[Figure contents as structured data]
——————————
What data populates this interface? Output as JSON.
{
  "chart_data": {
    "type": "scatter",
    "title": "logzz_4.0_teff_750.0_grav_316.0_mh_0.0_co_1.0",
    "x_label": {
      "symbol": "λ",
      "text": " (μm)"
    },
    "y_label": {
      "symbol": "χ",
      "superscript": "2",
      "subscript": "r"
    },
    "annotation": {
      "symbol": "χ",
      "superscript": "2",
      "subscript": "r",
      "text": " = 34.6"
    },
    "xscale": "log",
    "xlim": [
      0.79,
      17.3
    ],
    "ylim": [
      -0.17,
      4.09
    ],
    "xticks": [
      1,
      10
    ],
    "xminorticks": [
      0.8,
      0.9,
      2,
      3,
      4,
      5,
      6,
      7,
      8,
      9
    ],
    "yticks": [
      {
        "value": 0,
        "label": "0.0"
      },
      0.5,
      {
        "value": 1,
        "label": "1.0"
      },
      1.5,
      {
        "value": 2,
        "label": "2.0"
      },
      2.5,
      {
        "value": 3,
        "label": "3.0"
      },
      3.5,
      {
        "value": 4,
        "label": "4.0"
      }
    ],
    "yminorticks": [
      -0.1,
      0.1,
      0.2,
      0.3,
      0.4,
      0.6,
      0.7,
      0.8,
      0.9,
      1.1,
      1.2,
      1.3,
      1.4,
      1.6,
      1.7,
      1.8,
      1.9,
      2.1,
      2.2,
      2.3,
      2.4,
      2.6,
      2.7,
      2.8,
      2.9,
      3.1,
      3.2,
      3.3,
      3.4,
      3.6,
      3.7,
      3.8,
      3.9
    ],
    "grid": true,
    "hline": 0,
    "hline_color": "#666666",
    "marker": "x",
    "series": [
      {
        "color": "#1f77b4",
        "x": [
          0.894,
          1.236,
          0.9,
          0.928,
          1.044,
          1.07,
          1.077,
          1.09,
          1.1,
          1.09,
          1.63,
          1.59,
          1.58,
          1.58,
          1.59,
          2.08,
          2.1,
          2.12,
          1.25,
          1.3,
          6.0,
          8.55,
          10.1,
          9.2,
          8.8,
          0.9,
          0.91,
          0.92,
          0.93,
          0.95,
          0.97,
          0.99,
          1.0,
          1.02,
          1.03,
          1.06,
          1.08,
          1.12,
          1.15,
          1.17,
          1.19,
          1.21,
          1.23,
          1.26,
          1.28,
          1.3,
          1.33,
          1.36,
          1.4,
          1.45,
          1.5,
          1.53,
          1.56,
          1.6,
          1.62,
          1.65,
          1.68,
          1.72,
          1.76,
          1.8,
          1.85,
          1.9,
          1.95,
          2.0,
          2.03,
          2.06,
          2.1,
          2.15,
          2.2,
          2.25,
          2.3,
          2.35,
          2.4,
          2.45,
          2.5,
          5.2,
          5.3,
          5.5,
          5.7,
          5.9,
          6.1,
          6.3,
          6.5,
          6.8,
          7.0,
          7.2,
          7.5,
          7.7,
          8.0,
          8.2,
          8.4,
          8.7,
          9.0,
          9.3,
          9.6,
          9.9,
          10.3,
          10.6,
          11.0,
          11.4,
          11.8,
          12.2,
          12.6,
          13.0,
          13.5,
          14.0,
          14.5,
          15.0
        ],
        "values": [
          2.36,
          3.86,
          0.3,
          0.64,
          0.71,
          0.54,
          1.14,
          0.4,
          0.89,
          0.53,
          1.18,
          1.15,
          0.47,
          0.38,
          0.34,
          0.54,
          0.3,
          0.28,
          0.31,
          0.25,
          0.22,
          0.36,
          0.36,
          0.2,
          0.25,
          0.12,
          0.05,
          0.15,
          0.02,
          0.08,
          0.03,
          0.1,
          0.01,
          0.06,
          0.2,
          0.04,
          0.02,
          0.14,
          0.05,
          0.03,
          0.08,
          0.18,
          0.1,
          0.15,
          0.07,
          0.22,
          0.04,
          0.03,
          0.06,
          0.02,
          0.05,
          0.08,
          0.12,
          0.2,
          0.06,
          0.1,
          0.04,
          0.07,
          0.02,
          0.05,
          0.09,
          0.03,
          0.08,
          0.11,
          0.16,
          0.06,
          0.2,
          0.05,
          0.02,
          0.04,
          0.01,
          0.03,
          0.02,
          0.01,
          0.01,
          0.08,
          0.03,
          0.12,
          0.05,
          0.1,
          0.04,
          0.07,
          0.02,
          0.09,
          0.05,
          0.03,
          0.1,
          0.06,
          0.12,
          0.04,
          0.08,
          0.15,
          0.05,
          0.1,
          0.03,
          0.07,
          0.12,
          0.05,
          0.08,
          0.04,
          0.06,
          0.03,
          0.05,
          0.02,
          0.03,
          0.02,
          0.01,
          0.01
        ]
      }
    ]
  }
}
——————————
Short task: Extract the complete listing above, reproducing each line exactly.

Answer to this problem:
What data populates this interface? Output as JSON.
{
  "chart_data": {
    "type": "scatter",
    "title": "logzz_4.0_teff_750.0_grav_316.0_mh_0.0_co_1.0",
    "x_label": {
      "symbol": "λ",
      "text": " (μm)"
    },
    "y_label": {
      "symbol": "χ",
      "superscript": "2",
      "subscript": "r"
    },
    "annotation": {
      "symbol": "χ",
      "superscript": "2",
      "subscript": "r",
      "text": " = 34.6"
    },
    "xscale": "log",
    "xlim": [
      0.79,
      17.3
    ],
    "ylim": [
      -0.17,
      4.09
    ],
    "xticks": [
      1,
      10
    ],
    "xminorticks": [
      0.8,
      0.9,
      2,
      3,
      4,
      5,
      6,
      7,
      8,
      9
    ],
    "yticks": [
      {
        "value": 0,
        "label": "0.0"
      },
      0.5,
      {
        "value": 1,
        "label": "1.0"
      },
      1.5,
      {
        "value": 2,
        "label": "2.0"
      },
      2.5,
      {
        "value": 3,
        "label": "3.0"
      },
      3.5,
      {
        "value": 4,
        "label": "4.0"
      }
    ],
    "yminorticks": [
      -0.1,
      0.1,
      0.2,
      0.3,
      0.4,
      0.6,
      0.7,
      0.8,
      0.9,
      1.1,
      1.2,
      1.3,
      1.4,
      1.6,
      1.7,
      1.8,
      1.9,
      2.1,
      2.2,
      2.3,
      2.4,
      2.6,
      2.7,
      2.8,
      2.9,
      3.1,
      3.2,
      3.3,
      3.4,
      3.6,
      3.7,
      3.8,
      3.9
    ],
    "grid": true,
    "hline": 0,
    "hline_color": "#666666",
    "marker": "x",
    "series": [
      {
        "color": "#1f77b4",
        "x": [
          0.894,
          1.236,
          0.9,
          0.928,
          1.044,
          1.07,
          1.077,
          1.09,
          1.1,
          1.09,
          1.63,
          1.59,
          1.58,
          1.58,
          1.59,
          2.08,
          2.1,
          2.12,
          1.25,
          1.3,
          6.0,
          8.55,
          10.1,
          9.2,
          8.8,
          0.9,
          0.91,
          0.92,
          0.93,
          0.95,
          0.97,
          0.99,
          1.0,
          1.02,
          1.03,
          1.06,
          1.08,
          1.12,
          1.15,
          1.17,
          1.19,
          1.21,
          1.23,
          1.26,
          1.28,
          1.3,
          1.33,
          1.36,
          1.4,
          1.45,
          1.5,
          1.53,
          1.56,
          1.6,
          1.62,
          1.65,
          1.68,
          1.72,
          1.76,
          1.8,
          1.85,
          1.9,
          1.95,
          2.0,
          2.03,
          2.06,
          2.1,
          2.15,
          2.2,
          2.25,
          2.3,
          2.35,
          2.4,
          2.45,
          2.5,
          5.2,
          5.3,
          5.5,
          5.7,
          5.9,
          6.1,
          6.3,
          6.5,
          6.8,
          7.0,
          7.2,
          7.5,
          7.7,
          8.0,
          8.2,
          8.4,
          8.7,
          9.0,
          9.3,
          9.6,
          9.9,
          10.3,
          10.6,
          11.0,
          11.4,
          11.8,
          12.2,
          12.6,
          13.0,
          13.5,
          14.0,
          14.5,
          15.0
        ],
        "values": [
          2.36,
          3.86,
          0.3,
          0.64,
          0.71,
          0.54,
          1.14,
          0.4,
          0.89,
          0.53,
          1.18,
          1.15,
          0.47,
          0.38,
          0.34,
          0.54,
          0.3,
          0.28,
          0.31,
          0.25,
          0.22,
          0.36,
          0.36,
          0.2,
          0.25,
          0.12,
          0.05,
          0.15,
          0.02,
          0.08,
          0.03,
          0.1,
          0.01,
          0.06,
          0.2,
          0.04,
          0.02,
          0.14,
          0.05,
          0.03,
          0.08,
          0.18,
          0.1,
          0.15,
          0.07,
          0.22,
          0.04,
          0.03,
          0.06,
          0.02,
          0.05,
          0.08,
          0.12,
          0.2,
          0.06,
          0.1,
          0.04,
          0.07,
          0.02,
          0.05,
          0.09,
          0.03,
          0.08,
          0.11,
          0.16,
          0.06,
          0.2,
          0.05,
          0.02,
          0.04,
          0.01,
          0.03,
          0.02,
          0.01,
          0.01,
          0.08,
          0.03,
          0.12,
          0.05,
          0.1,
          0.04,
          0.07,
          0.02,
          0.09,
          0.05,
          0.03,
          0.1,
          0.06,
          0.12,
          0.04,
          0.08,
          0.15,
          0.05,
          0.1,
          0.03,
          0.07,
          0.12,
          0.05,
          0.08,
          0.04,
          0.06,
          0.03,
          0.05,
          0.02,
          0.03,
          0.02,
          0.01,
          0.01
        ]
      }
    ]
  }
}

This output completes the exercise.